DATASET –
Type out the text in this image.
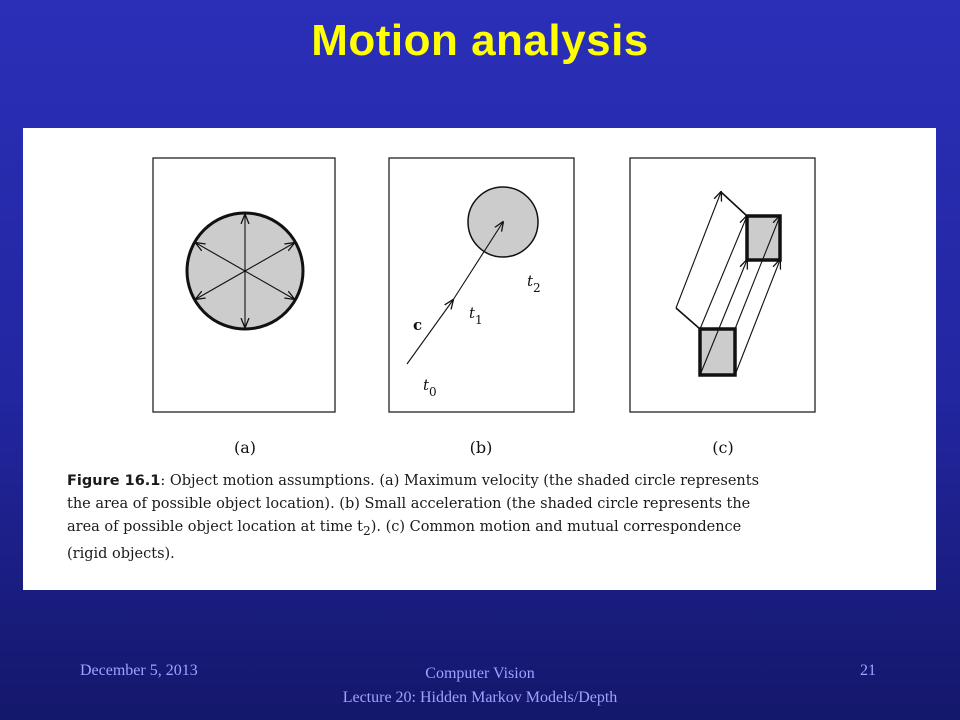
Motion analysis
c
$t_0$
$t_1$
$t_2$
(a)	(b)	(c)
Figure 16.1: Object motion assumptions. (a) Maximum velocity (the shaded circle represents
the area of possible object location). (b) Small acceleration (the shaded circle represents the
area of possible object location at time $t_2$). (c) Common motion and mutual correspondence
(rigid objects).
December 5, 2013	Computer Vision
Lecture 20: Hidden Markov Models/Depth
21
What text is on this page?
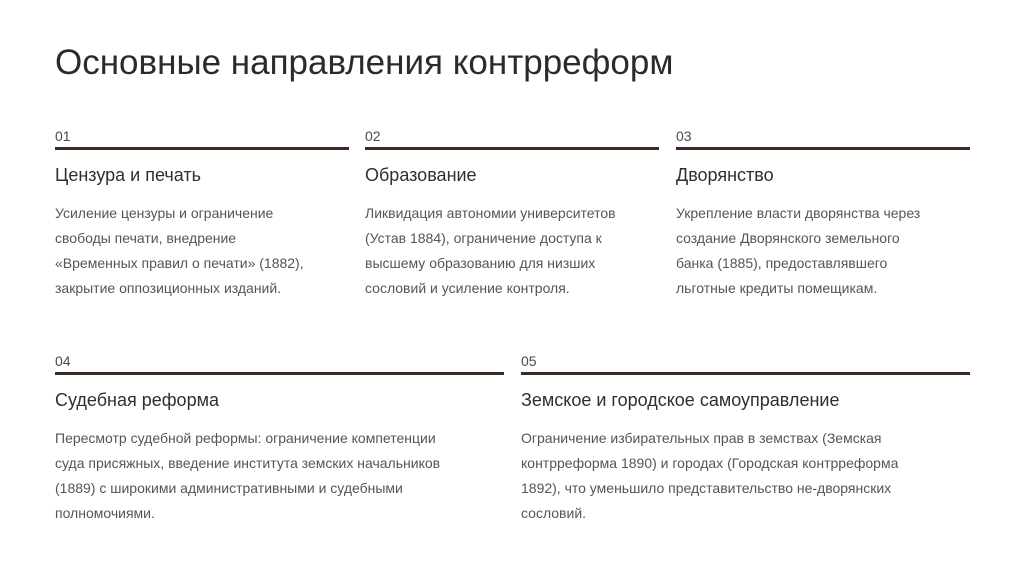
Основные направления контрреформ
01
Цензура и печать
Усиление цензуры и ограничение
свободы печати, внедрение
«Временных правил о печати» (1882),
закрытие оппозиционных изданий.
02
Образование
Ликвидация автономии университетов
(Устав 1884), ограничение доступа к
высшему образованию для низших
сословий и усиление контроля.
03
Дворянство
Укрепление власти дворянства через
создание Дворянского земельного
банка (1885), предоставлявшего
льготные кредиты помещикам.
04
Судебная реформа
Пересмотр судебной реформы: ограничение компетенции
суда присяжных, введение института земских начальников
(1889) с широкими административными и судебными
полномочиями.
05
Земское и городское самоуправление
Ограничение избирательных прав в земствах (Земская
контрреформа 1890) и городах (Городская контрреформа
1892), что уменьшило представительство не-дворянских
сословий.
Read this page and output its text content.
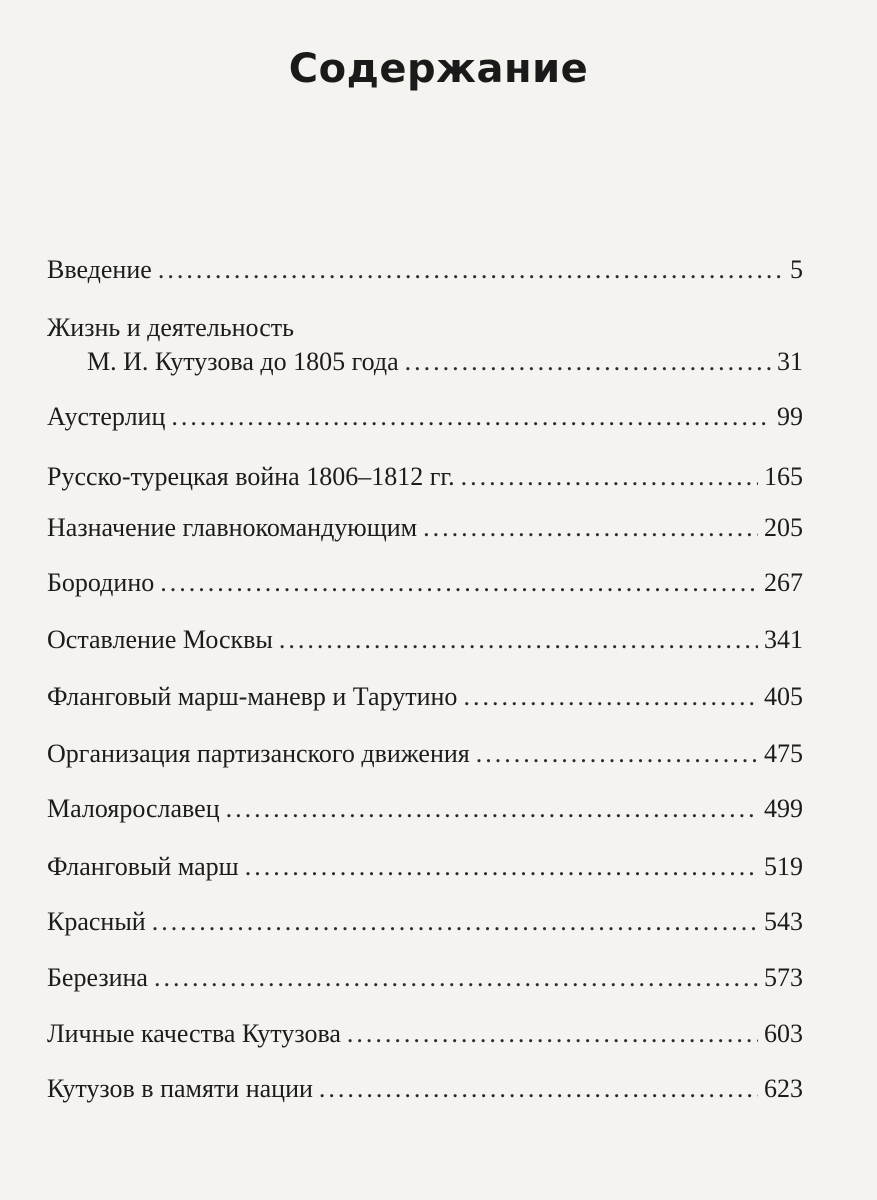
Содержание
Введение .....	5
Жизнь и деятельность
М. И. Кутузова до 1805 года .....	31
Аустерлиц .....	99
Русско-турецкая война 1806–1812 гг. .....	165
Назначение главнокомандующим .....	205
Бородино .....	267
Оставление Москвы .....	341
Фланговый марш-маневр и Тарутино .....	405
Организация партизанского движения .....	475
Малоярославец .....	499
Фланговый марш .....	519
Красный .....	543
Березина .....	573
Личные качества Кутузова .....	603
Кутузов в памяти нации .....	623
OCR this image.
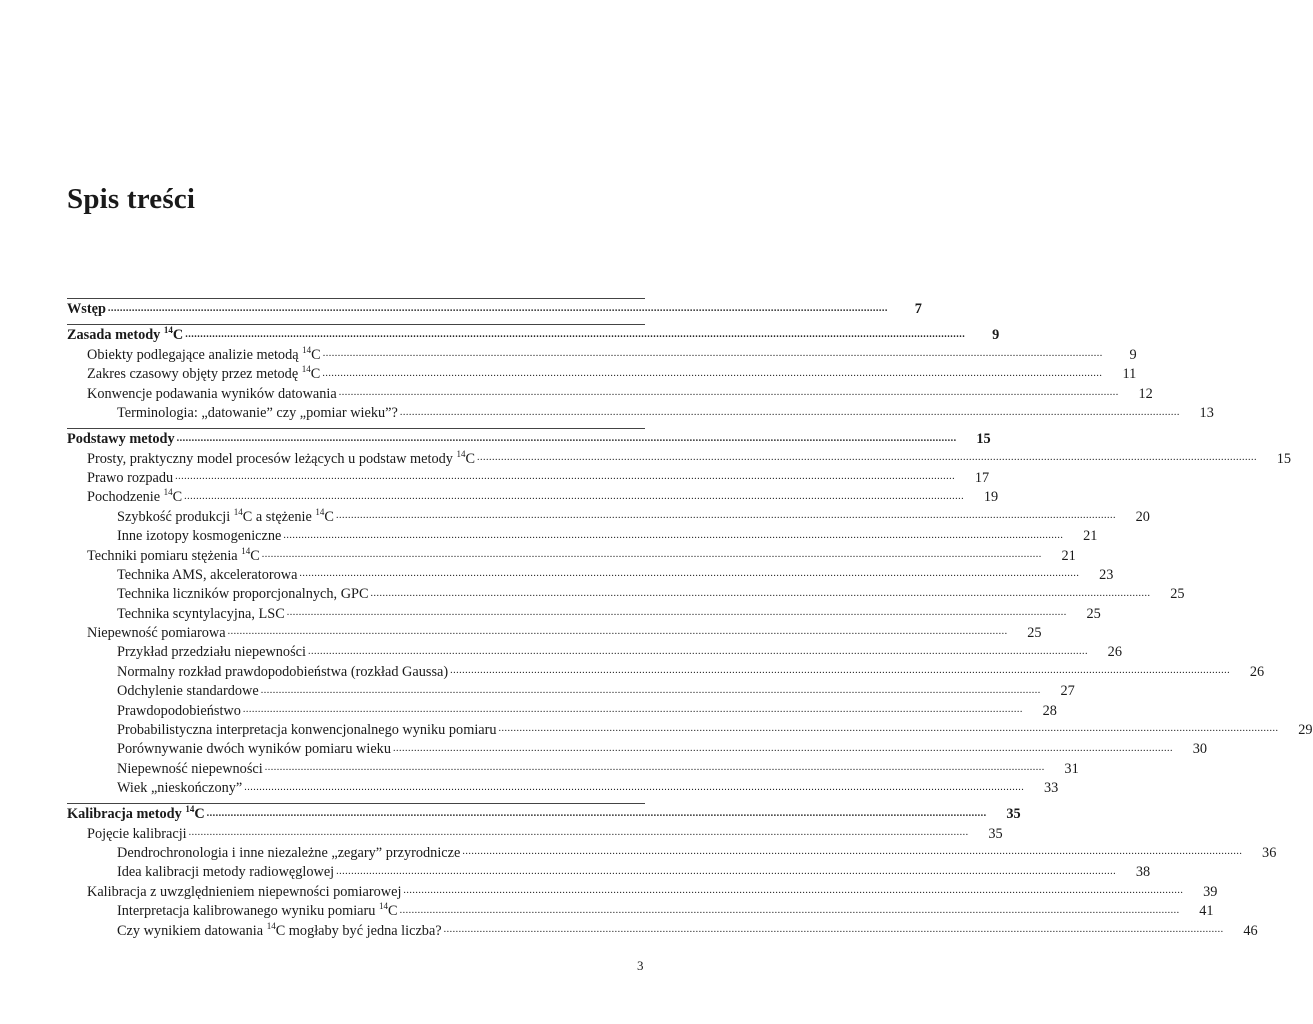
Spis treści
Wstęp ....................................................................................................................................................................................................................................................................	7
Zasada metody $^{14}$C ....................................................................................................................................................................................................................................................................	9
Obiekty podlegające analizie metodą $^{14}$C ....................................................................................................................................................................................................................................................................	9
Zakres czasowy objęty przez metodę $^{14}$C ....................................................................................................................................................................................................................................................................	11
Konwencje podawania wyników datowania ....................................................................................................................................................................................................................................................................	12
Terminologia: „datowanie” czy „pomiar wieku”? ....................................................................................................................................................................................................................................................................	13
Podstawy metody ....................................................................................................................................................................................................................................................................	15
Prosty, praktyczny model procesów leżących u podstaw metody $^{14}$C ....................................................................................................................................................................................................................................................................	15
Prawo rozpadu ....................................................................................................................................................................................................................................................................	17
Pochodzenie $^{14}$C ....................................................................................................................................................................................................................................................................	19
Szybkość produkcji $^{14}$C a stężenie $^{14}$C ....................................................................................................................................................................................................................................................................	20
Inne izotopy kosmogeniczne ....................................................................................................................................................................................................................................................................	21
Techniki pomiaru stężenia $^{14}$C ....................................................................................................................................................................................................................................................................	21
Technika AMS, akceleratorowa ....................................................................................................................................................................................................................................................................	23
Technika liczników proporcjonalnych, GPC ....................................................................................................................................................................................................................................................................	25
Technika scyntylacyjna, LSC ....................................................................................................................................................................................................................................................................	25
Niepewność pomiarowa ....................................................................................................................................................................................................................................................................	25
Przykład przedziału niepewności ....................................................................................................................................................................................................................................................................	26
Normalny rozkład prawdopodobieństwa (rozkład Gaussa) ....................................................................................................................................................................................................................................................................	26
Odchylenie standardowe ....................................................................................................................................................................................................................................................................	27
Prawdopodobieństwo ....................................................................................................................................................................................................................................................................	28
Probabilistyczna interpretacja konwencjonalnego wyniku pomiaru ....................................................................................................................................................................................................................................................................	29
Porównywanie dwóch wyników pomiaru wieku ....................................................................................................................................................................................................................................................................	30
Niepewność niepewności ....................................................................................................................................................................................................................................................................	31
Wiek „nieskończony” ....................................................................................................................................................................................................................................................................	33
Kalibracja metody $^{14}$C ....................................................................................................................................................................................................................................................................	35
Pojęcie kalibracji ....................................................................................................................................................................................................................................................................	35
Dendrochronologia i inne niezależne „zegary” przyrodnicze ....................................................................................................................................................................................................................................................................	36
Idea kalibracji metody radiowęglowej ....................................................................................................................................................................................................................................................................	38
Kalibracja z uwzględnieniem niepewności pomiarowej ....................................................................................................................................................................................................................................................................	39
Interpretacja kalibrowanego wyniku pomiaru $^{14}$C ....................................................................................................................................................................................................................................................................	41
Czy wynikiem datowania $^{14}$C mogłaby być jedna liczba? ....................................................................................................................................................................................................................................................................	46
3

REQUEST – Out of the material above, select every line that holds the string "text".

THE ANSWER –
Type out the text in this image.
What text is on this page?
Read this page and output its text content.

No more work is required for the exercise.